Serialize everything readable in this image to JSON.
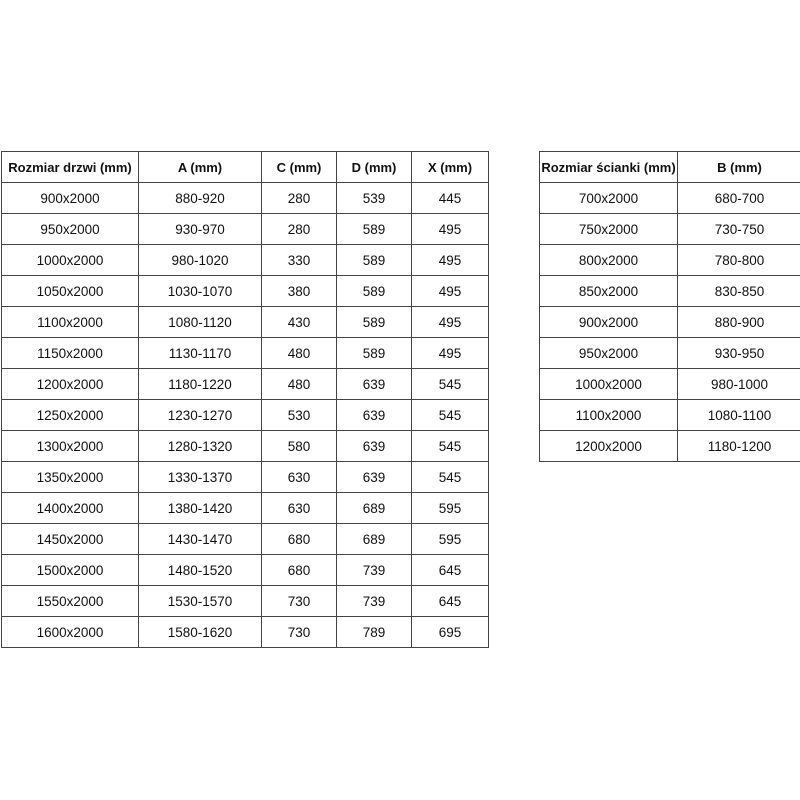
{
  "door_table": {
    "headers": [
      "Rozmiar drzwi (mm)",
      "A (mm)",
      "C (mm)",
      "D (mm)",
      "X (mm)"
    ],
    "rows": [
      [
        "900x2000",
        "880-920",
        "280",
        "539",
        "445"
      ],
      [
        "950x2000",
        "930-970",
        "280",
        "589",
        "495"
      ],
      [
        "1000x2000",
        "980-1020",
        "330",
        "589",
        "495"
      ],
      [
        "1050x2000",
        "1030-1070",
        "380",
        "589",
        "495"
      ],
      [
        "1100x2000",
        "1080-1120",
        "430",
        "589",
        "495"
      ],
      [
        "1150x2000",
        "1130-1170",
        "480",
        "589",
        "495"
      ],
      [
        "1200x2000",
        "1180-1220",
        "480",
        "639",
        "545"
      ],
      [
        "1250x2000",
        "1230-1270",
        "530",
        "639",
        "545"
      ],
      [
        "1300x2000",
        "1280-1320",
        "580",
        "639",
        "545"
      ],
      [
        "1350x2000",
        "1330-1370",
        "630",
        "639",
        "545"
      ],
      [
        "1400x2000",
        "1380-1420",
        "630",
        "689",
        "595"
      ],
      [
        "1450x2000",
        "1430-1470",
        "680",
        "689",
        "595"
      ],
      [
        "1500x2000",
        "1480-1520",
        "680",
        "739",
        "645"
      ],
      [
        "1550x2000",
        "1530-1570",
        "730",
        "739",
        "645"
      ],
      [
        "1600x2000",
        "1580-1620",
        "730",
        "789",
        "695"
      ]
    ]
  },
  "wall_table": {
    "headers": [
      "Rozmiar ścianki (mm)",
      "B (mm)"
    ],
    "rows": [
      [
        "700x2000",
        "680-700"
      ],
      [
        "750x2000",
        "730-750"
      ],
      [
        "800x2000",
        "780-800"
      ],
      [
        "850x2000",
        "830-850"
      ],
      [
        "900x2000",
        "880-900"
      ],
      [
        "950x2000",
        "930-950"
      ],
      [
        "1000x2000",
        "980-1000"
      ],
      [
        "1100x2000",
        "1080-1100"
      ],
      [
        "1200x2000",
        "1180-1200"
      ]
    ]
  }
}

Your instructions —
Set down the complete material exactly, but do not include the images.

Reply —
Serialize everything readable in this image to JSON.
{
  "door_table": {
    "headers": [
      "Rozmiar drzwi (mm)",
      "A (mm)",
      "C (mm)",
      "D (mm)",
      "X (mm)"
    ],
    "rows": [
      [
        "900x2000",
        "880-920",
        "280",
        "539",
        "445"
      ],
      [
        "950x2000",
        "930-970",
        "280",
        "589",
        "495"
      ],
      [
        "1000x2000",
        "980-1020",
        "330",
        "589",
        "495"
      ],
      [
        "1050x2000",
        "1030-1070",
        "380",
        "589",
        "495"
      ],
      [
        "1100x2000",
        "1080-1120",
        "430",
        "589",
        "495"
      ],
      [
        "1150x2000",
        "1130-1170",
        "480",
        "589",
        "495"
      ],
      [
        "1200x2000",
        "1180-1220",
        "480",
        "639",
        "545"
      ],
      [
        "1250x2000",
        "1230-1270",
        "530",
        "639",
        "545"
      ],
      [
        "1300x2000",
        "1280-1320",
        "580",
        "639",
        "545"
      ],
      [
        "1350x2000",
        "1330-1370",
        "630",
        "639",
        "545"
      ],
      [
        "1400x2000",
        "1380-1420",
        "630",
        "689",
        "595"
      ],
      [
        "1450x2000",
        "1430-1470",
        "680",
        "689",
        "595"
      ],
      [
        "1500x2000",
        "1480-1520",
        "680",
        "739",
        "645"
      ],
      [
        "1550x2000",
        "1530-1570",
        "730",
        "739",
        "645"
      ],
      [
        "1600x2000",
        "1580-1620",
        "730",
        "789",
        "695"
      ]
    ]
  },
  "wall_table": {
    "headers": [
      "Rozmiar ścianki (mm)",
      "B (mm)"
    ],
    "rows": [
      [
        "700x2000",
        "680-700"
      ],
      [
        "750x2000",
        "730-750"
      ],
      [
        "800x2000",
        "780-800"
      ],
      [
        "850x2000",
        "830-850"
      ],
      [
        "900x2000",
        "880-900"
      ],
      [
        "950x2000",
        "930-950"
      ],
      [
        "1000x2000",
        "980-1000"
      ],
      [
        "1100x2000",
        "1080-1100"
      ],
      [
        "1200x2000",
        "1180-1200"
      ]
    ]
  }
}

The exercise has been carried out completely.